PROVIDED TEXT →

________________

A short essay on yearning

‘Bring me the sunset in a cup,
Reckon the morning’s flagons up
And say how many Dew,
Tell me how far the morning leaps—
Tell me what time the weaver sleeps
Who spun the breadth of blue!
… Who built this little Alban House
And shut the windows down so close
My spirit cannot see?
Who’ll let me out some gala day
With implements to fly away,
Passing Pomposity?’
Problems, Emily Dickinson.

 

There are many things in life that it seems we can never quite reach – that excite an unexplained yearning for something – and we cannot quite decide what it is that we want. Usually, it is small things that make us feel this way – at least, things that are small in our life, but outside our life, immensely large. Dawns, limestone rivers, very tall trees, moss, huge leaves, summer skies, Christmas lights, frozen lakes,  Monet’s waterlilies, the sea. All these things give me a feeling of something I want – like an urge to be in them – not just looking at them, but in them, part of them. The feeling is perfectly captured in the first line of the poem above – ‘Bring me the sunset in a cup!’. It is a major part of our lives, this subtle feeling – above all, a major part of beauty. Whatever is really beautiful, really great and powerful, is like subtle torture to a human mind. We cannot get enough of it, we cannot grasp it properly and hold it forever. We are used to things, objects we can hold and keep – pretty plates, clothes, money – we cannot bear the elusiveness, the powerful vagueness, of nature.

________________

LISTING →
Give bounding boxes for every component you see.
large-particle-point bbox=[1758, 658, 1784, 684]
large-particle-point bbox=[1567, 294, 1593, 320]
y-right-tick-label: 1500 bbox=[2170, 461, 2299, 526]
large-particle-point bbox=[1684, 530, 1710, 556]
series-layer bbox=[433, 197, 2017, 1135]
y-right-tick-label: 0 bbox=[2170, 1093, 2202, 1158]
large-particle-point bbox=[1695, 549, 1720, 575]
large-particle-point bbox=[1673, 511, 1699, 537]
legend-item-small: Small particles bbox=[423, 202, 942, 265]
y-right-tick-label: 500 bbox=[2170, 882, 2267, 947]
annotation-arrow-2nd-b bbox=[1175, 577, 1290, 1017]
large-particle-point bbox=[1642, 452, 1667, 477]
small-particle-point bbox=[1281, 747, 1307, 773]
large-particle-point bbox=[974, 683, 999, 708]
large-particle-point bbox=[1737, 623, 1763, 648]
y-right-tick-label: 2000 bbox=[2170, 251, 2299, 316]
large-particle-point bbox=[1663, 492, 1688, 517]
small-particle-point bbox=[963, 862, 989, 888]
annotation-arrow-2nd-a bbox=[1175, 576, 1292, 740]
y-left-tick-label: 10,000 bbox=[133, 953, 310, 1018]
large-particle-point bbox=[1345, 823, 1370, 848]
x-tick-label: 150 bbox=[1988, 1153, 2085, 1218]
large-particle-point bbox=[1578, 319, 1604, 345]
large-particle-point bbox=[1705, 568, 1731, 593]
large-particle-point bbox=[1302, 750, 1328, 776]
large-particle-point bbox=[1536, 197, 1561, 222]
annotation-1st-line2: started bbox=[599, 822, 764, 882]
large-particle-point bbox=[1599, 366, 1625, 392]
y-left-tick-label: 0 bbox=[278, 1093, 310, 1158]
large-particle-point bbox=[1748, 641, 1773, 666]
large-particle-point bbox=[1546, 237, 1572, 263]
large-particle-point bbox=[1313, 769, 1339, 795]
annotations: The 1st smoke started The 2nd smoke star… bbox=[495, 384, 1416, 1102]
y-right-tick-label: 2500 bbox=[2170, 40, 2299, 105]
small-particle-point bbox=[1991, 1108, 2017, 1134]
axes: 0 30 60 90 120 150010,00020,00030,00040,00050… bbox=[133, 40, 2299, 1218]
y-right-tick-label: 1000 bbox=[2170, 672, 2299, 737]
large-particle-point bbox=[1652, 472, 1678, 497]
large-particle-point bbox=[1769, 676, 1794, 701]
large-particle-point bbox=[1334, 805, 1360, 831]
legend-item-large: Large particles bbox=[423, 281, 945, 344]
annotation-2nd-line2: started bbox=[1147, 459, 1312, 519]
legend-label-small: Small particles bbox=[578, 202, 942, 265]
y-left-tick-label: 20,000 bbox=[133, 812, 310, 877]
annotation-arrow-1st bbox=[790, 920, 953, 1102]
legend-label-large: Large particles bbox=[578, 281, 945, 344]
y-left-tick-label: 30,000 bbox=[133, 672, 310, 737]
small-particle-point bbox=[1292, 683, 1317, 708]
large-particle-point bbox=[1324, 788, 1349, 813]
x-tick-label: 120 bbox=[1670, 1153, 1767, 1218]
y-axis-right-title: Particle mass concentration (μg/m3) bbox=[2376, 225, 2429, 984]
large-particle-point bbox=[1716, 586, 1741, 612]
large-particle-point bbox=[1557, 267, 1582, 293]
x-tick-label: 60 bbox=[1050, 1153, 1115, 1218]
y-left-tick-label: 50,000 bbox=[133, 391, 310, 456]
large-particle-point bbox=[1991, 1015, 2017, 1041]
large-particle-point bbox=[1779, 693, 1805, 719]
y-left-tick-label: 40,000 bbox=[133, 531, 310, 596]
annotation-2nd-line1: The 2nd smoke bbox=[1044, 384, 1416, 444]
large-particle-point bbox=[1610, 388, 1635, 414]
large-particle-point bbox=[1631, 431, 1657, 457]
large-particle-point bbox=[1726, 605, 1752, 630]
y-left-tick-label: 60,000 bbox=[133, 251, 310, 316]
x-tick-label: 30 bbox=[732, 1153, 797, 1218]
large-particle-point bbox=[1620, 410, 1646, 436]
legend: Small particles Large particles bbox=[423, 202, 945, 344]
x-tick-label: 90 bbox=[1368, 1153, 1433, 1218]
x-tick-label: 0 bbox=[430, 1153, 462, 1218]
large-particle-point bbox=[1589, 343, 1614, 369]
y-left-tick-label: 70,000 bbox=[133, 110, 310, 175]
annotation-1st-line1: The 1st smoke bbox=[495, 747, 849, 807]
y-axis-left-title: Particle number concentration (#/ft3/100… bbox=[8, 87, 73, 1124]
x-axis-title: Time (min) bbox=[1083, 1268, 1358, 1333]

________________

AIM 1 →
In the essay on yearning, which line of the poem does the writer say perfectly captures the feeling?
AIM 2 →
Rewrite the entries from their start through the line that contains "large-particle-point bbox=[974, 683, 999, 708]", changing "y-right-tick-label" to "right-axis-tick-label" and keeping everything else the same.
The entries have no connection to the essay on yearning.

WRITTEN ANSWER 1 →
The first line: 'Bring me the sunset in a cup!'

WRITTEN ANSWER 2 →
Give bounding boxes for every component you see.
large-particle-point bbox=[1758, 658, 1784, 684]
large-particle-point bbox=[1567, 294, 1593, 320]
right-axis-tick-label: 1500 bbox=[2170, 461, 2299, 526]
large-particle-point bbox=[1684, 530, 1710, 556]
series-layer bbox=[433, 197, 2017, 1135]
right-axis-tick-label: 0 bbox=[2170, 1093, 2202, 1158]
large-particle-point bbox=[1695, 549, 1720, 575]
large-particle-point bbox=[1673, 511, 1699, 537]
legend-item-small: Small particles bbox=[423, 202, 942, 265]
right-axis-tick-label: 500 bbox=[2170, 882, 2267, 947]
annotation-arrow-2nd-b bbox=[1175, 577, 1290, 1017]
large-particle-point bbox=[1642, 452, 1667, 477]
small-particle-point bbox=[1281, 747, 1307, 773]
large-particle-point bbox=[974, 683, 999, 708]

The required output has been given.